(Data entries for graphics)

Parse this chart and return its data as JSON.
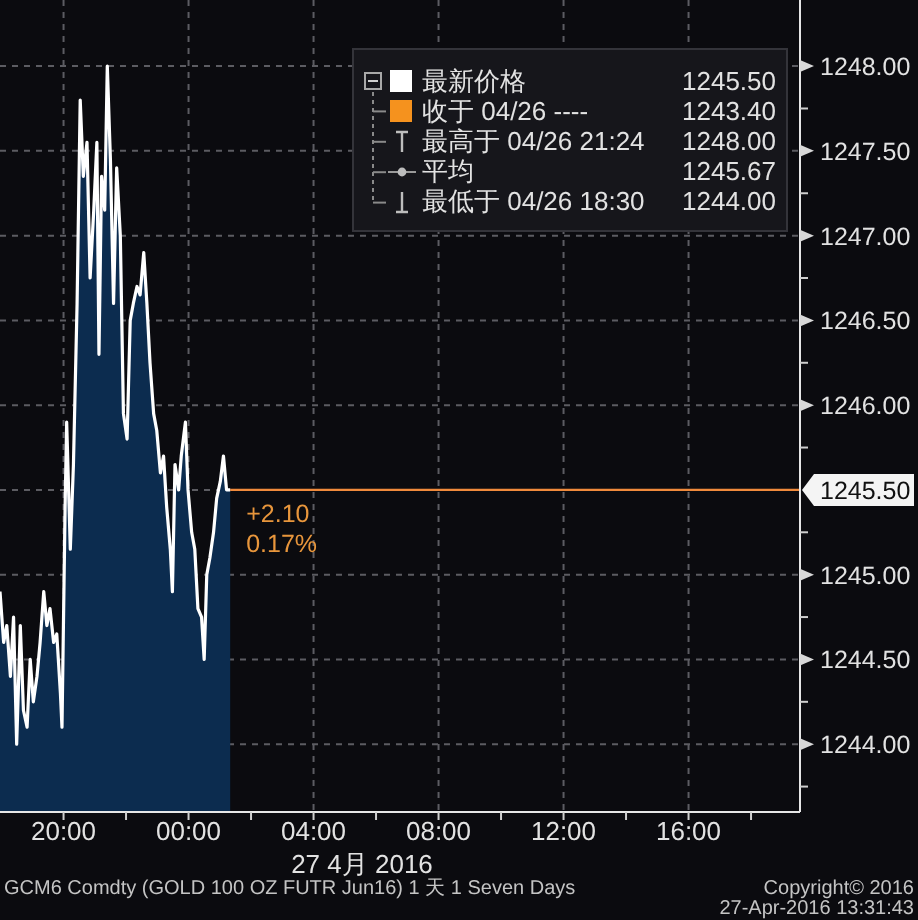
{
  "chart_data": {
    "type": "area",
    "xlabel": "27 4月 2016",
    "annotations": [
      "1245.50",
      "收于 04/26 ----",
      "1243.40",
      "最高于 04/26 21:24",
      "1248.00",
      "平均",
      "1245.67",
      "最低于 04/26 18:30",
      "1244.00",
      "+2.10",
      "0.17%",
      "GCM6 Comdty (GOLD 100 OZ FUTR  Jun16) 1 天 1 Seven Days",
      "Copyright© 2016",
      "27-Apr-2016 13:31:43"
    ],
    "x": [
      "2016-04-26T17:58",
      "2016-04-26T18:05",
      "2016-04-26T18:11",
      "2016-04-26T18:18",
      "2016-04-26T18:24",
      "2016-04-26T18:30",
      "2016-04-26T18:37",
      "2016-04-26T18:43",
      "2016-04-26T18:50",
      "2016-04-26T18:56",
      "2016-04-26T19:02",
      "2016-04-26T19:09",
      "2016-04-26T19:15",
      "2016-04-26T19:22",
      "2016-04-26T19:28",
      "2016-04-26T19:34",
      "2016-04-26T19:41",
      "2016-04-26T19:47",
      "2016-04-26T19:54",
      "2016-04-26T19:57",
      "2016-04-26T20:03",
      "2016-04-26T20:06",
      "2016-04-26T20:13",
      "2016-04-26T20:19",
      "2016-04-26T20:26",
      "2016-04-26T20:32",
      "2016-04-26T20:38",
      "2016-04-26T20:45",
      "2016-04-26T20:51",
      "2016-04-26T20:58",
      "2016-04-26T21:04",
      "2016-04-26T21:08",
      "2016-04-26T21:13",
      "2016-04-26T21:19",
      "2016-04-26T21:24",
      "2016-04-26T21:30",
      "2016-04-26T21:36",
      "2016-04-26T21:42",
      "2016-04-26T21:49",
      "2016-04-26T21:55",
      "2016-04-26T22:02",
      "2016-04-26T22:08",
      "2016-04-26T22:14",
      "2016-04-26T22:21",
      "2016-04-26T22:27",
      "2016-04-26T22:34",
      "2016-04-26T22:40",
      "2016-04-26T22:46",
      "2016-04-26T22:53",
      "2016-04-26T22:59",
      "2016-04-26T23:06",
      "2016-04-26T23:12",
      "2016-04-26T23:18",
      "2016-04-26T23:25",
      "2016-04-26T23:29",
      "2016-04-26T23:34",
      "2016-04-26T23:41",
      "2016-04-26T23:46",
      "2016-04-26T23:54",
      "2016-04-26T23:59",
      "2016-04-27T00:06",
      "2016-04-27T00:12",
      "2016-04-27T00:18",
      "2016-04-27T00:25",
      "2016-04-27T00:30",
      "2016-04-27T00:35",
      "2016-04-27T00:41",
      "2016-04-27T00:48",
      "2016-04-27T00:54",
      "2016-04-27T01:01",
      "2016-04-27T01:07",
      "2016-04-27T01:13",
      "2016-04-27T01:20"
    ],
    "series": [
      {
        "name": "最新价格",
        "color": "#ffffff",
        "values": [
          1244.9,
          1244.6,
          1244.7,
          1244.4,
          1244.75,
          1244.0,
          1244.7,
          1244.2,
          1244.1,
          1244.5,
          1244.25,
          1244.4,
          1244.6,
          1244.9,
          1244.7,
          1244.8,
          1244.6,
          1244.65,
          1244.3,
          1244.1,
          1245.4,
          1245.9,
          1245.15,
          1245.65,
          1246.6,
          1247.8,
          1247.35,
          1247.55,
          1246.75,
          1247.15,
          1247.55,
          1246.3,
          1247.35,
          1247.15,
          1248.0,
          1247.45,
          1246.6,
          1247.4,
          1247.0,
          1245.95,
          1245.8,
          1246.5,
          1246.6,
          1246.7,
          1246.65,
          1246.9,
          1246.6,
          1246.25,
          1245.95,
          1245.85,
          1245.6,
          1245.7,
          1245.4,
          1245.15,
          1244.9,
          1245.65,
          1245.5,
          1245.7,
          1245.9,
          1245.5,
          1245.25,
          1245.15,
          1244.8,
          1244.75,
          1244.5,
          1245.0,
          1245.1,
          1245.25,
          1245.45,
          1245.55,
          1245.7,
          1245.5,
          1245.5
        ]
      }
    ],
    "xlim": [
      "2016-04-26T17:58",
      "2016-04-27T19:34"
    ],
    "xticks": [
      {
        "value": "2016-04-26T20:00",
        "label": "20:00"
      },
      {
        "value": "2016-04-26T22:00",
        "label": null
      },
      {
        "value": "2016-04-27T00:00",
        "label": "00:00"
      },
      {
        "value": "2016-04-27T02:00",
        "label": null
      },
      {
        "value": "2016-04-27T04:00",
        "label": "04:00"
      },
      {
        "value": "2016-04-27T06:00",
        "label": null
      },
      {
        "value": "2016-04-27T08:00",
        "label": "08:00"
      },
      {
        "value": "2016-04-27T10:00",
        "label": null
      },
      {
        "value": "2016-04-27T12:00",
        "label": "12:00"
      },
      {
        "value": "2016-04-27T14:00",
        "label": null
      },
      {
        "value": "2016-04-27T16:00",
        "label": "16:00"
      },
      {
        "value": "2016-04-27T18:00",
        "label": null
      }
    ],
    "ylim": [
      1243.6,
      1248.39
    ],
    "yticks": [
      {
        "value": 1243.75,
        "label": null
      },
      {
        "value": 1244,
        "label": "1244.00"
      },
      {
        "value": 1244.25,
        "label": null
      },
      {
        "value": 1244.5,
        "label": "1244.50"
      },
      {
        "value": 1244.75,
        "label": null
      },
      {
        "value": 1245,
        "label": "1245.00"
      },
      {
        "value": 1245.25,
        "label": null
      },
      {
        "value": 1245.5,
        "label": "1245.50"
      },
      {
        "value": 1245.75,
        "label": null
      },
      {
        "value": 1246,
        "label": "1246.00"
      },
      {
        "value": 1246.25,
        "label": null
      },
      {
        "value": 1246.5,
        "label": "1246.50"
      },
      {
        "value": 1246.75,
        "label": null
      },
      {
        "value": 1247,
        "label": "1247.00"
      },
      {
        "value": 1247.25,
        "label": null
      },
      {
        "value": 1247.5,
        "label": "1247.50"
      },
      {
        "value": 1247.75,
        "label": null
      },
      {
        "value": 1248,
        "label": "1248.00"
      }
    ],
    "ref_lines": [
      {
        "axis": "y",
        "value": 1245.5,
        "color": "#f08a3c"
      }
    ],
    "grid": true,
    "legend": "top right"
  }
}
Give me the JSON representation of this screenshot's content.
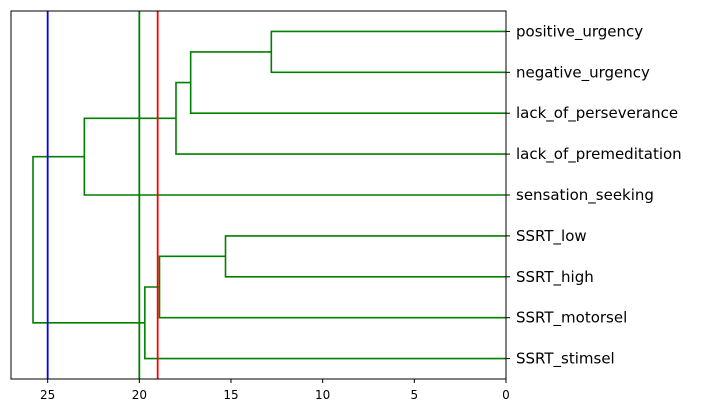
{
  "chart_data": {
    "type": "dendrogram",
    "orientation": "left",
    "xlim": [
      27,
      0
    ],
    "xticks": [
      25,
      20,
      15,
      10,
      5,
      0
    ],
    "leaves": [
      "positive_urgency",
      "negative_urgency",
      "lack_of_perseverance",
      "lack_of_premeditation",
      "sensation_seeking",
      "SSRT_low",
      "SSRT_high",
      "SSRT_motorsel",
      "SSRT_stimsel"
    ],
    "links": [
      {
        "from": [
          "positive_urgency",
          "negative_urgency"
        ],
        "height": 12.8,
        "color": "#008000"
      },
      {
        "from": [
          "c1",
          "lack_of_perseverance"
        ],
        "height": 17.2,
        "color": "#008000",
        "id": "c2"
      },
      {
        "from": [
          "c2",
          "lack_of_premeditation"
        ],
        "height": 18.0,
        "color": "#008000",
        "id": "c3"
      },
      {
        "from": [
          "c3",
          "sensation_seeking"
        ],
        "height": 23.0,
        "color": "#008000",
        "id": "c4"
      },
      {
        "from": [
          "SSRT_low",
          "SSRT_high"
        ],
        "height": 15.3,
        "color": "#008000",
        "id": "c5"
      },
      {
        "from": [
          "c5",
          "SSRT_motorsel"
        ],
        "height": 18.9,
        "color": "#008000",
        "id": "c6"
      },
      {
        "from": [
          "c6",
          "SSRT_stimsel"
        ],
        "height": 19.7,
        "color": "#008000",
        "id": "c7"
      },
      {
        "from": [
          "c4",
          "c7"
        ],
        "height": 25.8,
        "color": "#008000",
        "id": "c8"
      }
    ],
    "cut_lines": [
      {
        "value": 25,
        "color": "#0000ff"
      },
      {
        "value": 20,
        "color": "#008000"
      },
      {
        "value": 19,
        "color": "#ff0000"
      }
    ]
  }
}
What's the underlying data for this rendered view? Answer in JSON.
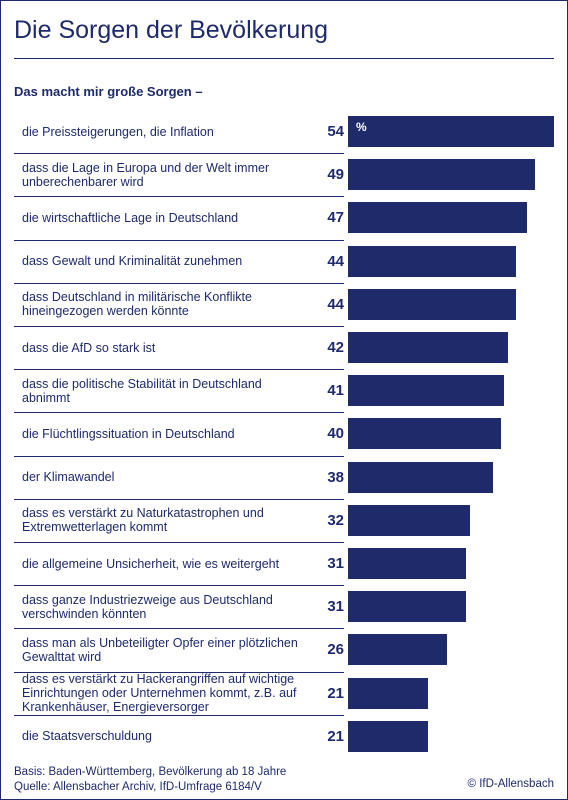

**WHAT THE EXERCISE ASKS**
Give back, word for word, every line from the one holding "Give me the" through the last line of the listing. Pictures are excluded.

**FULL ANSWER**
Give me the JSON representation of this screenshot's content.
{
  "chart_data": {
    "type": "dendrogram",
    "orientation": "left",
    "xlim": [
      27,
      0
    ],
    "xticks": [
      25,
      20,
      15,
      10,
      5,
      0
    ],
    "leaves": [
      "positive_urgency",
      "negative_urgency",
      "lack_of_perseverance",
      "lack_of_premeditation",
      "sensation_seeking",
      "SSRT_low",
      "SSRT_high",
      "SSRT_motorsel",
      "SSRT_stimsel"
    ],
    "links": [
      {
        "from": [
          "positive_urgency",
          "negative_urgency"
        ],
        "height": 12.8,
        "color": "#008000"
      },
      {
        "from": [
          "c1",
          "lack_of_perseverance"
        ],
        "height": 17.2,
        "color": "#008000",
        "id": "c2"
      },
      {
        "from": [
          "c2",
          "lack_of_premeditation"
        ],
        "height": 18.0,
        "color": "#008000",
        "id": "c3"
      },
      {
        "from": [
          "c3",
          "sensation_seeking"
        ],
        "height": 23.0,
        "color": "#008000",
        "id": "c4"
      },
      {
        "from": [
          "SSRT_low",
          "SSRT_high"
        ],
        "height": 15.3,
        "color": "#008000",
        "id": "c5"
      },
      {
        "from": [
          "c5",
          "SSRT_motorsel"
        ],
        "height": 18.9,
        "color": "#008000",
        "id": "c6"
      },
      {
        "from": [
          "c6",
          "SSRT_stimsel"
        ],
        "height": 19.7,
        "color": "#008000",
        "id": "c7"
      },
      {
        "from": [
          "c4",
          "c7"
        ],
        "height": 25.8,
        "color": "#008000",
        "id": "c8"
      }
    ],
    "cut_lines": [
      {
        "value": 25,
        "color": "#0000ff"
      },
      {
        "value": 20,
        "color": "#008000"
      },
      {
        "value": 19,
        "color": "#ff0000"
      }
    ]
  }
}
What's the underlying data for this rendered view? Answer in JSON.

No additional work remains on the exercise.